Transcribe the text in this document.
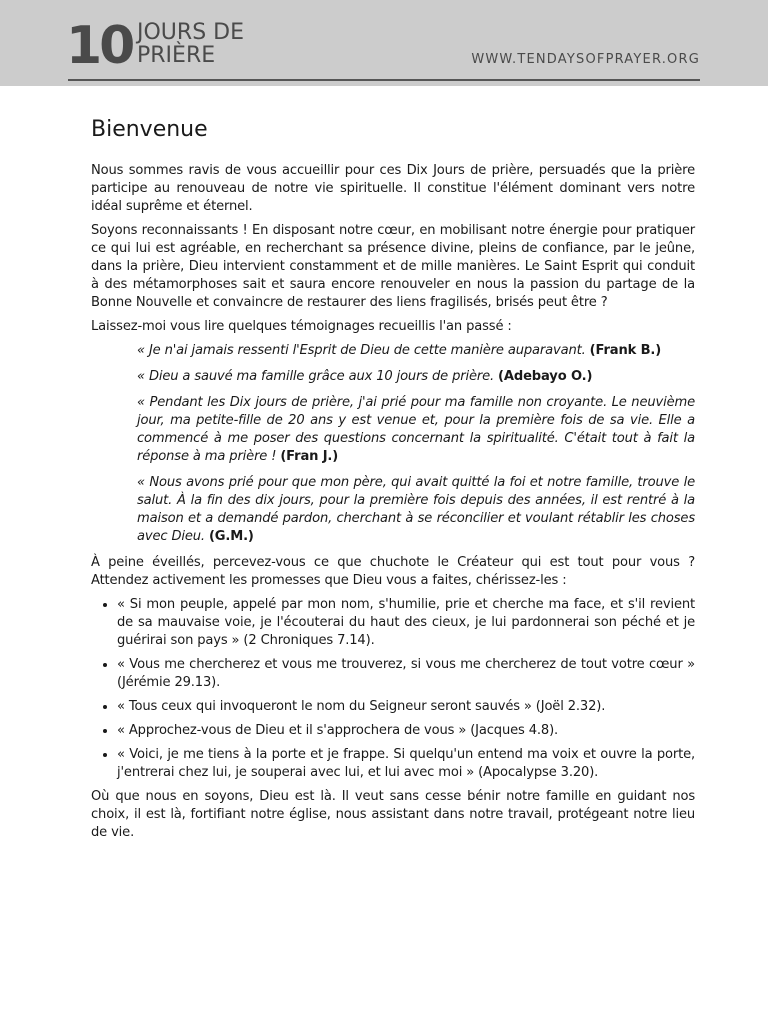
10 JOURS DE
PRIÈRE	WWW.TENDAYSOFPRAYER.ORG
Bienvenue

Nous sommes ravis de vous accueillir pour ces Dix Jours de prière, persuadés que la prière participe au renouveau de notre vie spirituelle. Il constitue l'élément dominant vers notre idéal suprême et éternel.

Soyons reconnaissants ! En disposant notre cœur, en mobilisant notre énergie pour pratiquer ce qui lui est agréable, en recherchant sa présence divine, pleins de confiance, par le jeûne, dans la prière, Dieu intervient constamment et de mille manières. Le Saint Esprit qui conduit à des métamorphoses sait et saura encore renouveler en nous la passion du partage de la Bonne Nouvelle et convaincre de restaurer des liens fragilisés, brisés peut être ?

Laissez-moi vous lire quelques témoignages recueillis l'an passé :

« Je n'ai jamais ressenti l'Esprit de Dieu de cette manière auparavant. (Frank B.)
« Dieu a sauvé ma famille grâce aux 10 jours de prière. (Adebayo O.)
« Pendant les Dix jours de prière, j'ai prié pour ma famille non croyante. Le neuvième jour, ma petite-fille de 20 ans y est venue et, pour la première fois de sa vie. Elle a commencé à me poser des questions concernant la spiritualité. C'était tout à fait la réponse à ma prière ! (Fran J.)
« Nous avons prié pour que mon père, qui avait quitté la foi et notre famille, trouve le salut. À la fin des dix jours, pour la première fois depuis des années, il est rentré à la maison et a demandé pardon, cherchant à se réconcilier et voulant rétablir les choses avec Dieu. (G.M.)

À peine éveillés, percevez-vous ce que chuchote le Créateur qui est tout pour vous ? Attendez activement les promesses que Dieu vous a faites, chérissez-les :

• « Si mon peuple, appelé par mon nom, s'humilie, prie et cherche ma face, et s'il revient de sa mauvaise voie, je l'écouterai du haut des cieux, je lui pardonnerai son péché et je guérirai son pays » (2 Chroniques 7.14).
• « Vous me chercherez et vous me trouverez, si vous me chercherez de tout votre cœur » (Jérémie 29.13).
• « Tous ceux qui invoqueront le nom du Seigneur seront sauvés » (Joël 2.32).
• « Approchez-vous de Dieu et il s'approchera de vous » (Jacques 4.8).
• « Voici, je me tiens à la porte et je frappe. Si quelqu'un entend ma voix et ouvre la porte, j'entrerai chez lui, je souperai avec lui, et lui avec moi » (Apocalypse 3.20).

Où que nous en soyons, Dieu est là. Il veut sans cesse bénir notre famille en guidant nos choix, il est là, fortifiant notre église, nous assistant dans notre travail, protégeant notre lieu de vie.
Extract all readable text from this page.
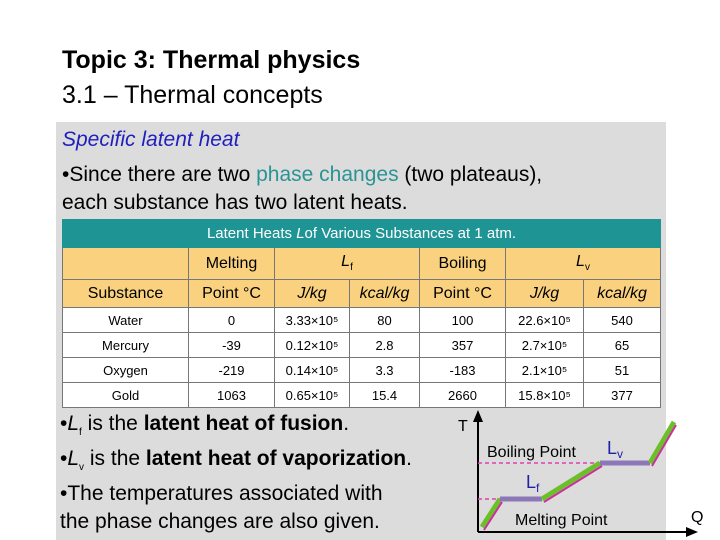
Topic 3: Thermal physics
3.1 – Thermal concepts
Specific latent heat
•Since there are two phase changes (two plateaus),
each substance has two latent heats.
Latent Heats Lof Various Substances at 1 atm.						
	Melting	$L_f$		Boiling	$L_v$
Substance	Point °C	J/kg	kcal/kg	Point °C	J/kg	kcal/kg
Water	0	3.33×10⁵	80	100	22.6×10⁵	540
Mercury	-39	0.12×10⁵	2.8	357	2.7×10⁵	65
Oxygen	-219	0.14×10⁵	3.3	-183	2.1×10⁵	51
Gold	1063	0.65×10⁵	15.4	2660	15.8×10⁵	377
$•L_f$ is the latent heat of fusion.
$•L_v$ is the latent heat of vaporization.
•The temperatures associated with
the phase changes are also given.
T
Q
Boiling Point
Melting Point
$L_v$
$L_f$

..........

- _Given request_:
In the entries above, find each line with the string "Thermal" and copy it.

- _Correct response_:
Topic 3: Thermal physics
3.1 – Thermal concepts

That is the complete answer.